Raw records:
━━━━━━━━━━

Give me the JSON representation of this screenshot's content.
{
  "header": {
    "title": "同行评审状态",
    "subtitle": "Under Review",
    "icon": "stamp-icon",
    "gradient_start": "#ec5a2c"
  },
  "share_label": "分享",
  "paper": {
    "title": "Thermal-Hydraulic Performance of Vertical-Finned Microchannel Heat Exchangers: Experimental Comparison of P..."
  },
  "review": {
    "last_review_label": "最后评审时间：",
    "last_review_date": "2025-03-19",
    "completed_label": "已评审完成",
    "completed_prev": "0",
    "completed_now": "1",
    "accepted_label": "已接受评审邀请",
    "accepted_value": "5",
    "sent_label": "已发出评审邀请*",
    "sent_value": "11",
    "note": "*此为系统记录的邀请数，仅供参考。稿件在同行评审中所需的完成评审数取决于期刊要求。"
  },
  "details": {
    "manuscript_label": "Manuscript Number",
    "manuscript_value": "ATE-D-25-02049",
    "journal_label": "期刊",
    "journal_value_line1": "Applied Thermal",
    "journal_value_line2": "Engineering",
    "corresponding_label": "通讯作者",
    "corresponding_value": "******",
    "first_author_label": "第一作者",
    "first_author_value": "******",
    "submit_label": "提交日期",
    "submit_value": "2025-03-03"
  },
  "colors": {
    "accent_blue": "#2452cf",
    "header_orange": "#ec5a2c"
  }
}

━━━━━━━━━━

— YOUR OBJECTIVE —
Reproduce the material exactly, with every line intact.

— WRITTEN RESPONSE —
Give me the JSON representation of this screenshot's content.
{
  "header": {
    "title": "同行评审状态",
    "subtitle": "Under Review",
    "icon": "stamp-icon",
    "gradient_start": "#ec5a2c"
  },
  "share_label": "分享",
  "paper": {
    "title": "Thermal-Hydraulic Performance of Vertical-Finned Microchannel Heat Exchangers: Experimental Comparison of P..."
  },
  "review": {
    "last_review_label": "最后评审时间：",
    "last_review_date": "2025-03-19",
    "completed_label": "已评审完成",
    "completed_prev": "0",
    "completed_now": "1",
    "accepted_label": "已接受评审邀请",
    "accepted_value": "5",
    "sent_label": "已发出评审邀请*",
    "sent_value": "11",
    "note": "*此为系统记录的邀请数，仅供参考。稿件在同行评审中所需的完成评审数取决于期刊要求。"
  },
  "details": {
    "manuscript_label": "Manuscript Number",
    "manuscript_value": "ATE-D-25-02049",
    "journal_label": "期刊",
    "journal_value_line1": "Applied Thermal",
    "journal_value_line2": "Engineering",
    "corresponding_label": "通讯作者",
    "corresponding_value": "******",
    "first_author_label": "第一作者",
    "first_author_value": "******",
    "submit_label": "提交日期",
    "submit_value": "2025-03-03"
  },
  "colors": {
    "accent_blue": "#2452cf",
    "header_orange": "#ec5a2c"
  }
}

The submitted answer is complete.